▸ **Dataset**
────────────────────

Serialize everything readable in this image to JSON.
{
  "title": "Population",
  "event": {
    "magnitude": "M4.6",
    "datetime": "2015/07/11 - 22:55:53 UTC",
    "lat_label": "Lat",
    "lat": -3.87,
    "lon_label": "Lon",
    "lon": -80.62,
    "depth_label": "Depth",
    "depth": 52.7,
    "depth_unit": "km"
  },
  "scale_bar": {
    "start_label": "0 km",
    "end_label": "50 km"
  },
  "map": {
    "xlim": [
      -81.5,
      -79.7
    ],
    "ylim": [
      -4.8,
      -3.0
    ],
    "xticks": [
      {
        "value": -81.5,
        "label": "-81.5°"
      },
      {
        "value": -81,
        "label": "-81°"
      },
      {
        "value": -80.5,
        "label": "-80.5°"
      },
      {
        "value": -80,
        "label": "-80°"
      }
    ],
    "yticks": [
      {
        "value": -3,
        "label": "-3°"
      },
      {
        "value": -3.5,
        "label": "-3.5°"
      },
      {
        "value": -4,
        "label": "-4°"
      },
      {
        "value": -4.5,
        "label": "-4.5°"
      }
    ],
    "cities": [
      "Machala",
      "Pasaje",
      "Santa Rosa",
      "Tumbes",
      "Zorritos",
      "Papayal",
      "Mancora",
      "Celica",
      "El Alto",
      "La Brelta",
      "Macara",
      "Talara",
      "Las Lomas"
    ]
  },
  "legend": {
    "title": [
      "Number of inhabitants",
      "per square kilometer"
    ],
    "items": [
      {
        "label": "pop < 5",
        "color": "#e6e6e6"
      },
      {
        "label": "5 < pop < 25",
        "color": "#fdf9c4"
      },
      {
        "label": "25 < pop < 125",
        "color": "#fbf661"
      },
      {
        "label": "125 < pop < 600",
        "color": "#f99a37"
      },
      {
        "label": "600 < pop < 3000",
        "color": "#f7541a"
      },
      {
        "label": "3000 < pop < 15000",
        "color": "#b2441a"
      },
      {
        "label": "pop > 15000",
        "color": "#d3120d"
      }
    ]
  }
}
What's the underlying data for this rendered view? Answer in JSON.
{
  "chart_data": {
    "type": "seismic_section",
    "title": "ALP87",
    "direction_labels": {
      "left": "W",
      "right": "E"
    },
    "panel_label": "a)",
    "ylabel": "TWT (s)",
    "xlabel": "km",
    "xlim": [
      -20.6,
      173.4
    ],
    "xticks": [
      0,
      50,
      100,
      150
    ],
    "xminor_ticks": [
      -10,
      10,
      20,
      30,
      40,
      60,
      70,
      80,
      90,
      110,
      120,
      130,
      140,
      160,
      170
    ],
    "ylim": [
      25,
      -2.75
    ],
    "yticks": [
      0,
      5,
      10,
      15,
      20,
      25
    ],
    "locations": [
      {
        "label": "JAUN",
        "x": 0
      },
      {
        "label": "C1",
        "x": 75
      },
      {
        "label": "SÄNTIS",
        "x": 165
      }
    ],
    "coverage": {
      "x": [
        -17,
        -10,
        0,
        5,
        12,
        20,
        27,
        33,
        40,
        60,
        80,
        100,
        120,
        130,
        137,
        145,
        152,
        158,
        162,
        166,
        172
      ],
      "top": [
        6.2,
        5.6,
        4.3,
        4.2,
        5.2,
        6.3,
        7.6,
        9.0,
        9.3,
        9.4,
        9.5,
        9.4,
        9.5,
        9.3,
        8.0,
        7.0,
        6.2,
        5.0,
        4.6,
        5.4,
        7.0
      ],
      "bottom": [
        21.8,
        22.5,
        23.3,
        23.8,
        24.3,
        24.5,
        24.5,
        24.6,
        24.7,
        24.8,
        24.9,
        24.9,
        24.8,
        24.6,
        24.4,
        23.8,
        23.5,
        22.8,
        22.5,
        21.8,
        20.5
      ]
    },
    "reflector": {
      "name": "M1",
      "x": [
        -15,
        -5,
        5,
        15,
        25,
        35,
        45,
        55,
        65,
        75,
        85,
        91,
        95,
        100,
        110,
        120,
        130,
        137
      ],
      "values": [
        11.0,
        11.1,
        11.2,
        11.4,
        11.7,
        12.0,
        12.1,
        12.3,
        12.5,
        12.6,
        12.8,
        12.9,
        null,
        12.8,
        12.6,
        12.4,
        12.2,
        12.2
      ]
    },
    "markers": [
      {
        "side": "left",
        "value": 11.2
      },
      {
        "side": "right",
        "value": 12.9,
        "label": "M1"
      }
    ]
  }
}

────────────────────

▸ **Work to do**
Extract every entry above as it appears.

▸ **Complete output**
Serialize everything readable in this image to JSON.
{
  "title": "Population",
  "event": {
    "magnitude": "M4.6",
    "datetime": "2015/07/11 - 22:55:53 UTC",
    "lat_label": "Lat",
    "lat": -3.87,
    "lon_label": "Lon",
    "lon": -80.62,
    "depth_label": "Depth",
    "depth": 52.7,
    "depth_unit": "km"
  },
  "scale_bar": {
    "start_label": "0 km",
    "end_label": "50 km"
  },
  "map": {
    "xlim": [
      -81.5,
      -79.7
    ],
    "ylim": [
      -4.8,
      -3.0
    ],
    "xticks": [
      {
        "value": -81.5,
        "label": "-81.5°"
      },
      {
        "value": -81,
        "label": "-81°"
      },
      {
        "value": -80.5,
        "label": "-80.5°"
      },
      {
        "value": -80,
        "label": "-80°"
      }
    ],
    "yticks": [
      {
        "value": -3,
        "label": "-3°"
      },
      {
        "value": -3.5,
        "label": "-3.5°"
      },
      {
        "value": -4,
        "label": "-4°"
      },
      {
        "value": -4.5,
        "label": "-4.5°"
      }
    ],
    "cities": [
      "Machala",
      "Pasaje",
      "Santa Rosa",
      "Tumbes",
      "Zorritos",
      "Papayal",
      "Mancora",
      "Celica",
      "El Alto",
      "La Brelta",
      "Macara",
      "Talara",
      "Las Lomas"
    ]
  },
  "legend": {
    "title": [
      "Number of inhabitants",
      "per square kilometer"
    ],
    "items": [
      {
        "label": "pop < 5",
        "color": "#e6e6e6"
      },
      {
        "label": "5 < pop < 25",
        "color": "#fdf9c4"
      },
      {
        "label": "25 < pop < 125",
        "color": "#fbf661"
      },
      {
        "label": "125 < pop < 600",
        "color": "#f99a37"
      },
      {
        "label": "600 < pop < 3000",
        "color": "#f7541a"
      },
      {
        "label": "3000 < pop < 15000",
        "color": "#b2441a"
      },
      {
        "label": "pop > 15000",
        "color": "#d3120d"
      }
    ]
  }
}
What's the underlying data for this rendered view? Answer in JSON.
{
  "chart_data": {
    "type": "seismic_section",
    "title": "ALP87",
    "direction_labels": {
      "left": "W",
      "right": "E"
    },
    "panel_label": "a)",
    "ylabel": "TWT (s)",
    "xlabel": "km",
    "xlim": [
      -20.6,
      173.4
    ],
    "xticks": [
      0,
      50,
      100,
      150
    ],
    "xminor_ticks": [
      -10,
      10,
      20,
      30,
      40,
      60,
      70,
      80,
      90,
      110,
      120,
      130,
      140,
      160,
      170
    ],
    "ylim": [
      25,
      -2.75
    ],
    "yticks": [
      0,
      5,
      10,
      15,
      20,
      25
    ],
    "locations": [
      {
        "label": "JAUN",
        "x": 0
      },
      {
        "label": "C1",
        "x": 75
      },
      {
        "label": "SÄNTIS",
        "x": 165
      }
    ],
    "coverage": {
      "x": [
        -17,
        -10,
        0,
        5,
        12,
        20,
        27,
        33,
        40,
        60,
        80,
        100,
        120,
        130,
        137,
        145,
        152,
        158,
        162,
        166,
        172
      ],
      "top": [
        6.2,
        5.6,
        4.3,
        4.2,
        5.2,
        6.3,
        7.6,
        9.0,
        9.3,
        9.4,
        9.5,
        9.4,
        9.5,
        9.3,
        8.0,
        7.0,
        6.2,
        5.0,
        4.6,
        5.4,
        7.0
      ],
      "bottom": [
        21.8,
        22.5,
        23.3,
        23.8,
        24.3,
        24.5,
        24.5,
        24.6,
        24.7,
        24.8,
        24.9,
        24.9,
        24.8,
        24.6,
        24.4,
        23.8,
        23.5,
        22.8,
        22.5,
        21.8,
        20.5
      ]
    },
    "reflector": {
      "name": "M1",
      "x": [
        -15,
        -5,
        5,
        15,
        25,
        35,
        45,
        55,
        65,
        75,
        85,
        91,
        95,
        100,
        110,
        120,
        130,
        137
      ],
      "values": [
        11.0,
        11.1,
        11.2,
        11.4,
        11.7,
        12.0,
        12.1,
        12.3,
        12.5,
        12.6,
        12.8,
        12.9,
        null,
        12.8,
        12.6,
        12.4,
        12.2,
        12.2
      ]
    },
    "markers": [
      {
        "side": "left",
        "value": 11.2
      },
      {
        "side": "right",
        "value": 12.9,
        "label": "M1"
      }
    ]
  }
}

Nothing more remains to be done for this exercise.